(Extracted data entries)
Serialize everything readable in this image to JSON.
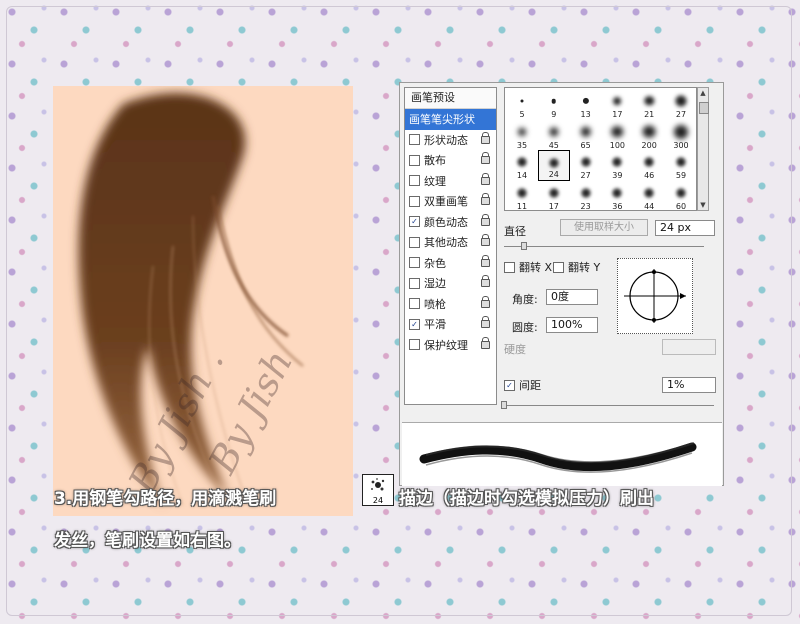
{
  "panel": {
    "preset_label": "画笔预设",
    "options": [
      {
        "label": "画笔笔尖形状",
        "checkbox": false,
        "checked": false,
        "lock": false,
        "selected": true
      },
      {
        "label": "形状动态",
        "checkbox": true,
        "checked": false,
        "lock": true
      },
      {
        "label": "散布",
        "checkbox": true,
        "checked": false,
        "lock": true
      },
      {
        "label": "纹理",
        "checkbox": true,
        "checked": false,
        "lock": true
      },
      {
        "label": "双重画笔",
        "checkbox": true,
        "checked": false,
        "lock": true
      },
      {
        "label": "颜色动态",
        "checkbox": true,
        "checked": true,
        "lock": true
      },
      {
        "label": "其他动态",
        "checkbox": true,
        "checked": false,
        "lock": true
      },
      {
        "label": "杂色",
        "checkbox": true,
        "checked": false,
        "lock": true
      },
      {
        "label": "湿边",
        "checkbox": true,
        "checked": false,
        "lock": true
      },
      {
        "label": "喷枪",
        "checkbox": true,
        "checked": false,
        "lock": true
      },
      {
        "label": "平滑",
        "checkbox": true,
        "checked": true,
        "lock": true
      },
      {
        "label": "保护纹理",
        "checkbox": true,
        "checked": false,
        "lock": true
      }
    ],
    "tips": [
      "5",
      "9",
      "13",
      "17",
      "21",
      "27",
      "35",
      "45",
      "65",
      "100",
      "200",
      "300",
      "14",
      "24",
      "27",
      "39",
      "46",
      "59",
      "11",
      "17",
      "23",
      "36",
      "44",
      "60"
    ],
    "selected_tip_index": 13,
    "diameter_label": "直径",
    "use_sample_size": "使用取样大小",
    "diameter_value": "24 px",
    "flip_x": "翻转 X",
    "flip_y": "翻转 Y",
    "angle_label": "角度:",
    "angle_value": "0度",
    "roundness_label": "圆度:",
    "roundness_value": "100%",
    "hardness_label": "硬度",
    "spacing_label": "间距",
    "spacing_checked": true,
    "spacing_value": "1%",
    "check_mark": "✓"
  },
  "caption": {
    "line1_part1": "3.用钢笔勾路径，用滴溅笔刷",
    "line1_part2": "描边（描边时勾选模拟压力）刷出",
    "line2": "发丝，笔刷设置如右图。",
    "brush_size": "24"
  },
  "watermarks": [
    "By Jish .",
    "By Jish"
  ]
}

(Directions):
Reproduce the full listing faithfully, but do not carry over any pictures.

(Final result):
Serialize everything readable in this image to JSON.
{
  "panel": {
    "preset_label": "画笔预设",
    "options": [
      {
        "label": "画笔笔尖形状",
        "checkbox": false,
        "checked": false,
        "lock": false,
        "selected": true
      },
      {
        "label": "形状动态",
        "checkbox": true,
        "checked": false,
        "lock": true
      },
      {
        "label": "散布",
        "checkbox": true,
        "checked": false,
        "lock": true
      },
      {
        "label": "纹理",
        "checkbox": true,
        "checked": false,
        "lock": true
      },
      {
        "label": "双重画笔",
        "checkbox": true,
        "checked": false,
        "lock": true
      },
      {
        "label": "颜色动态",
        "checkbox": true,
        "checked": true,
        "lock": true
      },
      {
        "label": "其他动态",
        "checkbox": true,
        "checked": false,
        "lock": true
      },
      {
        "label": "杂色",
        "checkbox": true,
        "checked": false,
        "lock": true
      },
      {
        "label": "湿边",
        "checkbox": true,
        "checked": false,
        "lock": true
      },
      {
        "label": "喷枪",
        "checkbox": true,
        "checked": false,
        "lock": true
      },
      {
        "label": "平滑",
        "checkbox": true,
        "checked": true,
        "lock": true
      },
      {
        "label": "保护纹理",
        "checkbox": true,
        "checked": false,
        "lock": true
      }
    ],
    "tips": [
      "5",
      "9",
      "13",
      "17",
      "21",
      "27",
      "35",
      "45",
      "65",
      "100",
      "200",
      "300",
      "14",
      "24",
      "27",
      "39",
      "46",
      "59",
      "11",
      "17",
      "23",
      "36",
      "44",
      "60"
    ],
    "selected_tip_index": 13,
    "diameter_label": "直径",
    "use_sample_size": "使用取样大小",
    "diameter_value": "24 px",
    "flip_x": "翻转 X",
    "flip_y": "翻转 Y",
    "angle_label": "角度:",
    "angle_value": "0度",
    "roundness_label": "圆度:",
    "roundness_value": "100%",
    "hardness_label": "硬度",
    "spacing_label": "间距",
    "spacing_checked": true,
    "spacing_value": "1%",
    "check_mark": "✓"
  },
  "caption": {
    "line1_part1": "3.用钢笔勾路径，用滴溅笔刷",
    "line1_part2": "描边（描边时勾选模拟压力）刷出",
    "line2": "发丝，笔刷设置如右图。",
    "brush_size": "24"
  },
  "watermarks": [
    "By Jish .",
    "By Jish"
  ]
}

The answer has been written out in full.